## Written task
Answer with one number: the count of lines in the listing below that hold the word "может".

## Record list
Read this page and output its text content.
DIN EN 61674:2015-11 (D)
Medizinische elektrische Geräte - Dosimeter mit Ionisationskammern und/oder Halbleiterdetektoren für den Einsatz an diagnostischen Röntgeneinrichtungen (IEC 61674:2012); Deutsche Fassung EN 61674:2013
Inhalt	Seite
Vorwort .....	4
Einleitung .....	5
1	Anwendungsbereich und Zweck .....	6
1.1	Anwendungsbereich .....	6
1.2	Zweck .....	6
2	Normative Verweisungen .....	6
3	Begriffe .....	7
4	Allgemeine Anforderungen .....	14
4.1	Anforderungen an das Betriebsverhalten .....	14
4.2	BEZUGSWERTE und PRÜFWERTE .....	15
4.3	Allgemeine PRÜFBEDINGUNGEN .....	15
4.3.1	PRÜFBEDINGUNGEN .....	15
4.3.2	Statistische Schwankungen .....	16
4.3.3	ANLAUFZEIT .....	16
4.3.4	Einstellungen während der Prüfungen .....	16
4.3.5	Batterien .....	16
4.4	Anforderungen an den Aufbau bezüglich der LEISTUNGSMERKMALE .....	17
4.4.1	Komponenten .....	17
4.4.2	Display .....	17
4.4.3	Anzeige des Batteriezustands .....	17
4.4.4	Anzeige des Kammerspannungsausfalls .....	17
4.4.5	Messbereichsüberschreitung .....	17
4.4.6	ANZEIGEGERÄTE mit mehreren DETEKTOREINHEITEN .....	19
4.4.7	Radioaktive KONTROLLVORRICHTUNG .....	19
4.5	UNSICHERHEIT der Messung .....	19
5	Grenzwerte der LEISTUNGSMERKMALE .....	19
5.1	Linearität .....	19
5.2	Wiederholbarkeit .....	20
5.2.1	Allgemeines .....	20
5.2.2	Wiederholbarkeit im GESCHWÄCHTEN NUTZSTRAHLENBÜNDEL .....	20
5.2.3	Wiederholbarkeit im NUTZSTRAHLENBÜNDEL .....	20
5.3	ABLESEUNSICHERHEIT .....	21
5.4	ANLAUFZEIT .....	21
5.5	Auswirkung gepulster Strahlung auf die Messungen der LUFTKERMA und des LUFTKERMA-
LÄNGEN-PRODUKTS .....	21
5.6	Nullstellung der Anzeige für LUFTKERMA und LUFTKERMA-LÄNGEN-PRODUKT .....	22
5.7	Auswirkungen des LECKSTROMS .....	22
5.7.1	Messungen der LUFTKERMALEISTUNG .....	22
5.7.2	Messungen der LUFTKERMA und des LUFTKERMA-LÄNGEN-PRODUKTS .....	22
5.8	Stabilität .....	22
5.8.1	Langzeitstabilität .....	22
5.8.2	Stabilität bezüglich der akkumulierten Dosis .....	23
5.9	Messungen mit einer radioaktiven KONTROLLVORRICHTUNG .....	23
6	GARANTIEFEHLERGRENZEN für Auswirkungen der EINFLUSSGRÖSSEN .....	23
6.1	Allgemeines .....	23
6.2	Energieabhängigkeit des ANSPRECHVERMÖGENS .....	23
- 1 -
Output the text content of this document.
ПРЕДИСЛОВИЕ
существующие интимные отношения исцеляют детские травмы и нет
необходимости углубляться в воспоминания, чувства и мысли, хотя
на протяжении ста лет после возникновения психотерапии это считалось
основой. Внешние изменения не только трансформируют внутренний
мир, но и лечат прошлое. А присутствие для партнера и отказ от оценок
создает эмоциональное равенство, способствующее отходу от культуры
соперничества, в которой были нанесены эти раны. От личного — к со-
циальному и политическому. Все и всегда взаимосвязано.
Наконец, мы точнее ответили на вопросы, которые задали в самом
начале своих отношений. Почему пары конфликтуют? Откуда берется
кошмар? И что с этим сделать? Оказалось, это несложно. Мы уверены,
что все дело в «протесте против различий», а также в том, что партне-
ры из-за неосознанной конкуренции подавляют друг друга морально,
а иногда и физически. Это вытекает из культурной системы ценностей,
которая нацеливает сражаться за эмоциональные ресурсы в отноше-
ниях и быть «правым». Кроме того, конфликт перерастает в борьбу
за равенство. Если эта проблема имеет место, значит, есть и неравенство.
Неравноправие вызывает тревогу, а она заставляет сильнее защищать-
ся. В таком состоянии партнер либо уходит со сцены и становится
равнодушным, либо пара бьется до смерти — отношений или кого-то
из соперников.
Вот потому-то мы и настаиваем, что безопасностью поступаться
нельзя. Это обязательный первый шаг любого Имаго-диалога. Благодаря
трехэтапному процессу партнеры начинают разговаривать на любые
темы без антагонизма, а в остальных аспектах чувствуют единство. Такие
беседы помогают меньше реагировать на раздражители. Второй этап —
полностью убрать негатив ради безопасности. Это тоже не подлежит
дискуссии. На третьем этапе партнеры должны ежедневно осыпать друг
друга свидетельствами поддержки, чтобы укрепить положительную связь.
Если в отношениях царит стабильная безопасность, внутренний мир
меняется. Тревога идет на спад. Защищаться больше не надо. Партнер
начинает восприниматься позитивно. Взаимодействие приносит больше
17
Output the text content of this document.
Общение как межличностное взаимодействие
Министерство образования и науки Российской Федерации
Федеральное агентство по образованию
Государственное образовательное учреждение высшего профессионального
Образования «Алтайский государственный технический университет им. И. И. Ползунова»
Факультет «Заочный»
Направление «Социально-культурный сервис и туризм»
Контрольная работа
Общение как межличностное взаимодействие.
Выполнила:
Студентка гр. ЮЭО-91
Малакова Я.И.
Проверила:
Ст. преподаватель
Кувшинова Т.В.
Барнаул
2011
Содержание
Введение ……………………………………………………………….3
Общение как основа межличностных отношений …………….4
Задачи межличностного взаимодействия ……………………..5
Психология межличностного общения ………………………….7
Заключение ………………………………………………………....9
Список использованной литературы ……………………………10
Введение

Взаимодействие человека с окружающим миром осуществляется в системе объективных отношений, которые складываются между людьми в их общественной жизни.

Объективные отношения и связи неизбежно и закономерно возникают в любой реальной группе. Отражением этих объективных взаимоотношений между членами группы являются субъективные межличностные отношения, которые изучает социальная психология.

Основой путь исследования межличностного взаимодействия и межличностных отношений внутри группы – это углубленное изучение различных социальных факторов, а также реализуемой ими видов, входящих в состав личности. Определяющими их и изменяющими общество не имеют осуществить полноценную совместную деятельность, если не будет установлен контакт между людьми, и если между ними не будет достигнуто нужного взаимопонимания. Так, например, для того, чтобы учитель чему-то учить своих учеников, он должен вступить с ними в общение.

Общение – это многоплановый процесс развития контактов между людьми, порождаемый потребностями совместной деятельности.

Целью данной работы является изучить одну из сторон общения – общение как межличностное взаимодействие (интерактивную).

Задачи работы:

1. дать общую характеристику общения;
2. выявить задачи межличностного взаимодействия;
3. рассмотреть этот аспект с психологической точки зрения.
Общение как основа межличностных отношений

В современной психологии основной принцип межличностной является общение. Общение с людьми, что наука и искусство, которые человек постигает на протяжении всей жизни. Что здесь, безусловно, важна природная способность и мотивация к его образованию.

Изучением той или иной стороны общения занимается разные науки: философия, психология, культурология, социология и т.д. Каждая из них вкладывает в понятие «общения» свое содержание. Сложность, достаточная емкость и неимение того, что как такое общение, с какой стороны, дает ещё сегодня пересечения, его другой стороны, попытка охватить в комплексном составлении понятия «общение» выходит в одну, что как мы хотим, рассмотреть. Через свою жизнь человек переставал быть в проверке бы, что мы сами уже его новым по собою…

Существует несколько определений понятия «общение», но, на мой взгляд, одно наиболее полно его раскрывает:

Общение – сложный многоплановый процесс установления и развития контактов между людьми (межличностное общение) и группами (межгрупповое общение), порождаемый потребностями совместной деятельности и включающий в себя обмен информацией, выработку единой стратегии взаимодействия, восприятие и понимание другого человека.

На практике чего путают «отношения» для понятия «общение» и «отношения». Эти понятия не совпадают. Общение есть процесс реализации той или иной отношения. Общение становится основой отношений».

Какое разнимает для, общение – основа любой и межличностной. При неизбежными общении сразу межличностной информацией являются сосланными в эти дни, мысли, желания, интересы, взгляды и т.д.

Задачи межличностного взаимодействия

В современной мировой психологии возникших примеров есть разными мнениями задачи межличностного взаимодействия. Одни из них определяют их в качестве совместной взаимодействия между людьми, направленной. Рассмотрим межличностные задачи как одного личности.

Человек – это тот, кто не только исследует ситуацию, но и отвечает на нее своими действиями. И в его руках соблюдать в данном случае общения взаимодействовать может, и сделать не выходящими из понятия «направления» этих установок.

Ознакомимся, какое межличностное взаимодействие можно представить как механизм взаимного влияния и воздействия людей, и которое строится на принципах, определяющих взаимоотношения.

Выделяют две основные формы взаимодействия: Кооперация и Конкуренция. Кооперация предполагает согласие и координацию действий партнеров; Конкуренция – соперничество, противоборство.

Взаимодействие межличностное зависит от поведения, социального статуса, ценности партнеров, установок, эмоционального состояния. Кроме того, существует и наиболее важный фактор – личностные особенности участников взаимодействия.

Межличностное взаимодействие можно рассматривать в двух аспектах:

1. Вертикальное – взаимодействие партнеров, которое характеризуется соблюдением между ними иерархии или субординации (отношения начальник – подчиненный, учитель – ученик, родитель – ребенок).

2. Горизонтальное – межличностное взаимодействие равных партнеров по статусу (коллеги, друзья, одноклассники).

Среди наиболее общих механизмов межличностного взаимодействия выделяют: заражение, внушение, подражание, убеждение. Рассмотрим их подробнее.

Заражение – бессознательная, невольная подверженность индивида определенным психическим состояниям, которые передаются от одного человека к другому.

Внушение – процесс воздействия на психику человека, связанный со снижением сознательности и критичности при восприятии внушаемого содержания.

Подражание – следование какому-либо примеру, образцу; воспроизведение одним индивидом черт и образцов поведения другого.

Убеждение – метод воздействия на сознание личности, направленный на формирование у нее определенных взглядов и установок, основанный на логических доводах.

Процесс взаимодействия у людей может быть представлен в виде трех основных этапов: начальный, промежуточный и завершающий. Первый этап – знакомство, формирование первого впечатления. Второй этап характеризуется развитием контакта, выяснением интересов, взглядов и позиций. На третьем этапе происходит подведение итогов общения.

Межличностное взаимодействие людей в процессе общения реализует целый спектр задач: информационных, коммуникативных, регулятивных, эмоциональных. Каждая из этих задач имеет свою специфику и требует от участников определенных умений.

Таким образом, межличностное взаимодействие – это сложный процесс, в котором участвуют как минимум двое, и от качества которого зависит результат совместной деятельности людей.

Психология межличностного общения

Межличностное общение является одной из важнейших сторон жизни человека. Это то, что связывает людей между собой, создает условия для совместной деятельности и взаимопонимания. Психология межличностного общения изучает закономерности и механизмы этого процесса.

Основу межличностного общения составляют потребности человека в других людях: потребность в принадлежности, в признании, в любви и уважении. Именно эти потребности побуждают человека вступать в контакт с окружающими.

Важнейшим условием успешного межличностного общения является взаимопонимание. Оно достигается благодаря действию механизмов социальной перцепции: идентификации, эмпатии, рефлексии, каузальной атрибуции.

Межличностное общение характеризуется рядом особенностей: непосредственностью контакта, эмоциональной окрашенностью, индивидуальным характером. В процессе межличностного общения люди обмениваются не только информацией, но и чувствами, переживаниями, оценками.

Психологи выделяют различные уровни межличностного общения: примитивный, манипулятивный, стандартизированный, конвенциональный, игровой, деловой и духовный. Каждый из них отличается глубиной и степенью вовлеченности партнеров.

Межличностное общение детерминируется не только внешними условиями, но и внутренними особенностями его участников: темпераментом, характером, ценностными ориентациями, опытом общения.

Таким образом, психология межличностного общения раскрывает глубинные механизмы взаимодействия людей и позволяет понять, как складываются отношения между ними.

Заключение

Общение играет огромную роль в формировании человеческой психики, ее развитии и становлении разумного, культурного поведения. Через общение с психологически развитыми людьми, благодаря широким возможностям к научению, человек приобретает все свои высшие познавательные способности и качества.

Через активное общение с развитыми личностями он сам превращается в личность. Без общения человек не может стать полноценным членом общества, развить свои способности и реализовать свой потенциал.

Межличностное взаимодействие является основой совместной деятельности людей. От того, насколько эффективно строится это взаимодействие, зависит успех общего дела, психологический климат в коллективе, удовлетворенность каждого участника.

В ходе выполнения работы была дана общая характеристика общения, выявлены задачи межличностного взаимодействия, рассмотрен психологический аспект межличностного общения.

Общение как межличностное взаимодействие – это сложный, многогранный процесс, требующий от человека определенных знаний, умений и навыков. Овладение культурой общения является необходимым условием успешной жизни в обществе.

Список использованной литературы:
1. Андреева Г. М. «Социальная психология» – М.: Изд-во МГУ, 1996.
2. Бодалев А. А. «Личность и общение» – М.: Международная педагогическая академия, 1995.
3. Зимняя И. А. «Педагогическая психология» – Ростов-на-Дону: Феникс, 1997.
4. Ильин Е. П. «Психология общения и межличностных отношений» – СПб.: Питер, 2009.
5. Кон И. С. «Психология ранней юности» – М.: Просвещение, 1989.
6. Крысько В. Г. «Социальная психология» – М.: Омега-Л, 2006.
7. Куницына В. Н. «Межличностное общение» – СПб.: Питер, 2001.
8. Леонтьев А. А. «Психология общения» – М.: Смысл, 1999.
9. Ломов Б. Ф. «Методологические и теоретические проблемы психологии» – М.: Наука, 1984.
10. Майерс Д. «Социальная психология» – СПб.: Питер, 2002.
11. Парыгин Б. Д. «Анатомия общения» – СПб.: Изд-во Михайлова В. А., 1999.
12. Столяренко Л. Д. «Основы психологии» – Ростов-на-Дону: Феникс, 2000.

## Solution for this exercise
3